Identify the lines that include the word "elles", then copy all of them.

++++++

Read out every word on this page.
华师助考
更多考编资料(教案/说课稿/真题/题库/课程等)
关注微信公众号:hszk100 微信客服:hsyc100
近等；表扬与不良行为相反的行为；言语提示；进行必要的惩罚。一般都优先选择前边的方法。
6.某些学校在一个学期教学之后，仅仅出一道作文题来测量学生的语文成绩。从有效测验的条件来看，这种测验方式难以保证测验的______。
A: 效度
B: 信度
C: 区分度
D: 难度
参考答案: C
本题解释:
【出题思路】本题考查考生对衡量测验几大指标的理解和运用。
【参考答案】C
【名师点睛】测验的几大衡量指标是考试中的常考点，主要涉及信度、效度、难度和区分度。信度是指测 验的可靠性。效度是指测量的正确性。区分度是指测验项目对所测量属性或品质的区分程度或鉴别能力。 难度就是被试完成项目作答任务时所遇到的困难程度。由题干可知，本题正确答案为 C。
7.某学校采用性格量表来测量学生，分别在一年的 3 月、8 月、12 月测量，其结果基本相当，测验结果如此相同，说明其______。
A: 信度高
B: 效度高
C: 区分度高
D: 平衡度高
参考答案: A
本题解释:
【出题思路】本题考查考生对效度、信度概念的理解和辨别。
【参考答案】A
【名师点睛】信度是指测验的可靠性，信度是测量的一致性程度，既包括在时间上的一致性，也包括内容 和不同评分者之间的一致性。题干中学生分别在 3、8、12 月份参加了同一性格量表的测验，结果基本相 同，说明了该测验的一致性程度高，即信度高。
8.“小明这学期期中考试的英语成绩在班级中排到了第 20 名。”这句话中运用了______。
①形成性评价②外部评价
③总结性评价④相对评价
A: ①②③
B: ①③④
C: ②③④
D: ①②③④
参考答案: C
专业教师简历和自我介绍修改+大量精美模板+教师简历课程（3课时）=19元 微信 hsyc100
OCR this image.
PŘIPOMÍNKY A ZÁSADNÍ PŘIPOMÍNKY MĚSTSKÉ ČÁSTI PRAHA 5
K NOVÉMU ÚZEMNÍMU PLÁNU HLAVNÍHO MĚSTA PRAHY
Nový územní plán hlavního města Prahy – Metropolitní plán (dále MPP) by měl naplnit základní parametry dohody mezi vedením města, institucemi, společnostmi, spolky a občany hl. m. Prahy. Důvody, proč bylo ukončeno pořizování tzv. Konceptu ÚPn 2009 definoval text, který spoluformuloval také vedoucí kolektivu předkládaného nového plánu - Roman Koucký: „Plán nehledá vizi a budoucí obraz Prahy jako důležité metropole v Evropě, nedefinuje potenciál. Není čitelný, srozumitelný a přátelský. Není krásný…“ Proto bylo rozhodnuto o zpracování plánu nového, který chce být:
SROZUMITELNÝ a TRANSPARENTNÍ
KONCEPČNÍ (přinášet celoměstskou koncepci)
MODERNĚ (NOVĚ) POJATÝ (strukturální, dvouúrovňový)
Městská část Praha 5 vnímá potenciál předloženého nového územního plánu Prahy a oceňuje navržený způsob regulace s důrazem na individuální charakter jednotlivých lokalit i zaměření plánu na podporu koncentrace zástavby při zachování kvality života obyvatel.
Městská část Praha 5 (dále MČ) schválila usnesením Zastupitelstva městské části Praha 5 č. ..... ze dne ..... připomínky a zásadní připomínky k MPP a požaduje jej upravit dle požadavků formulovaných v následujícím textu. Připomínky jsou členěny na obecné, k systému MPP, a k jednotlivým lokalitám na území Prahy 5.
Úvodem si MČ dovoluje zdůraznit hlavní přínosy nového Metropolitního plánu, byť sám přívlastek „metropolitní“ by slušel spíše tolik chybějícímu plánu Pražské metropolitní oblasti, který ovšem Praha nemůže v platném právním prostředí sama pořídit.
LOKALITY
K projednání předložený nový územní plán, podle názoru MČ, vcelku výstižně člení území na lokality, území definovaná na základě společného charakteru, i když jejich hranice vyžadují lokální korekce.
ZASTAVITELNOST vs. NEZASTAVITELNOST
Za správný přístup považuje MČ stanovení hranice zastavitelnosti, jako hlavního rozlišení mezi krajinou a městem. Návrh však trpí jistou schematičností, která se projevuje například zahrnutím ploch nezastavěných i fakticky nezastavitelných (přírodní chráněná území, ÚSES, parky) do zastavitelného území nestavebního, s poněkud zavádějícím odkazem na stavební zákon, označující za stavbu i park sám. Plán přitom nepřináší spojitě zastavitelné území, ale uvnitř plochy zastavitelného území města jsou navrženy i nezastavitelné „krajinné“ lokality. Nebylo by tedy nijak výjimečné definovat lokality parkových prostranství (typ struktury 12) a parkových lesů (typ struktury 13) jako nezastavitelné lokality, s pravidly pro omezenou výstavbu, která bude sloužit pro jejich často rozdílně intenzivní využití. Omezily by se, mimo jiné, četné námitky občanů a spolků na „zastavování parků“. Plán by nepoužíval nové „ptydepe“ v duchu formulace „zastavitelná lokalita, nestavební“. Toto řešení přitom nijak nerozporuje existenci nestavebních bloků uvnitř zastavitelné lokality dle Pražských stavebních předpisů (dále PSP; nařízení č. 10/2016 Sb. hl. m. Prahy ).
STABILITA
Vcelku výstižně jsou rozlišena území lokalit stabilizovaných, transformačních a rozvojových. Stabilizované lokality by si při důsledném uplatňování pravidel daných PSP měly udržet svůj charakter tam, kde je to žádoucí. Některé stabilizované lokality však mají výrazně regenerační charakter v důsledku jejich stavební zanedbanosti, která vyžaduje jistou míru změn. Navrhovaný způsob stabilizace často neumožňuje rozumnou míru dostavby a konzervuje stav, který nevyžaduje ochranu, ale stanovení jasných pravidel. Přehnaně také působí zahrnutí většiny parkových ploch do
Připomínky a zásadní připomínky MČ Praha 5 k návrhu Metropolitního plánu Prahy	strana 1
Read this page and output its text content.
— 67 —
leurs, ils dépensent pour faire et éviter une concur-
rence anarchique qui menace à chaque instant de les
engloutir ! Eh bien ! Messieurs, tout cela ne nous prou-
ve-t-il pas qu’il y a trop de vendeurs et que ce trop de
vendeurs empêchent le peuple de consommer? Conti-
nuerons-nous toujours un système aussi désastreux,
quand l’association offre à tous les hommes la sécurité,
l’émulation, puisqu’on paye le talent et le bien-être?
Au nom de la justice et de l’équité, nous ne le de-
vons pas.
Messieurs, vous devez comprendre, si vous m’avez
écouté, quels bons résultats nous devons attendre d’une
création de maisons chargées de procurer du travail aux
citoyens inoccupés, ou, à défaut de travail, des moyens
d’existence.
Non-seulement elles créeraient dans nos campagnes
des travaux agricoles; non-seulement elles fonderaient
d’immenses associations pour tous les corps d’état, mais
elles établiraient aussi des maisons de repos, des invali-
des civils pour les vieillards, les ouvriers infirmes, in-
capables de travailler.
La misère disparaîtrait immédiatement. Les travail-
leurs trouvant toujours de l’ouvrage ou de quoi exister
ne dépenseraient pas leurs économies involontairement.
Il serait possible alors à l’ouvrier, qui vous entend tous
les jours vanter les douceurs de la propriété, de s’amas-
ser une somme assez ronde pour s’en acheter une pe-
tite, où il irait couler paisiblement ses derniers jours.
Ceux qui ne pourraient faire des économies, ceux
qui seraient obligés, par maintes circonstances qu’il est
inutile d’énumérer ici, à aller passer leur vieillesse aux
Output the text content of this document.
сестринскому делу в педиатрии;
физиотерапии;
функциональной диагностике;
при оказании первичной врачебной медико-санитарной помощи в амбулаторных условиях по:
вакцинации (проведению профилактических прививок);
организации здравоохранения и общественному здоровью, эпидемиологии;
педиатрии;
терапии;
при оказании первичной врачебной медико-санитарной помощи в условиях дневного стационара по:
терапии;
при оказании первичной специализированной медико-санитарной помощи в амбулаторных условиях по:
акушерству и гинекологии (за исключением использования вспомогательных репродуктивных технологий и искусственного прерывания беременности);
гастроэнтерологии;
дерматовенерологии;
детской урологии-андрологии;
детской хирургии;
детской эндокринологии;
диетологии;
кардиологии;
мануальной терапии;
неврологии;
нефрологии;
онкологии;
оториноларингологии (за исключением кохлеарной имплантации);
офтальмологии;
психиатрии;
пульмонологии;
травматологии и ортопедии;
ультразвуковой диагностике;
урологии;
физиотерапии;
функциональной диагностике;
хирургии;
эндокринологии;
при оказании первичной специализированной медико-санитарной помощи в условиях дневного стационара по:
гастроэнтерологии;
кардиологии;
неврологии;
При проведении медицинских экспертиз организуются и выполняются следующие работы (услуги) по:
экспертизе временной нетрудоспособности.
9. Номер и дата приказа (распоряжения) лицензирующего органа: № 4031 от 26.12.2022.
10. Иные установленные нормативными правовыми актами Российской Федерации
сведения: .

++++++

● **CORRECT RESPONSE**:
Non-seulement elles créeraient dans nos campagnes
des travaux agricoles; non-seulement elles fonderaient
elles établiraient aussi des maisons de repos, des invali-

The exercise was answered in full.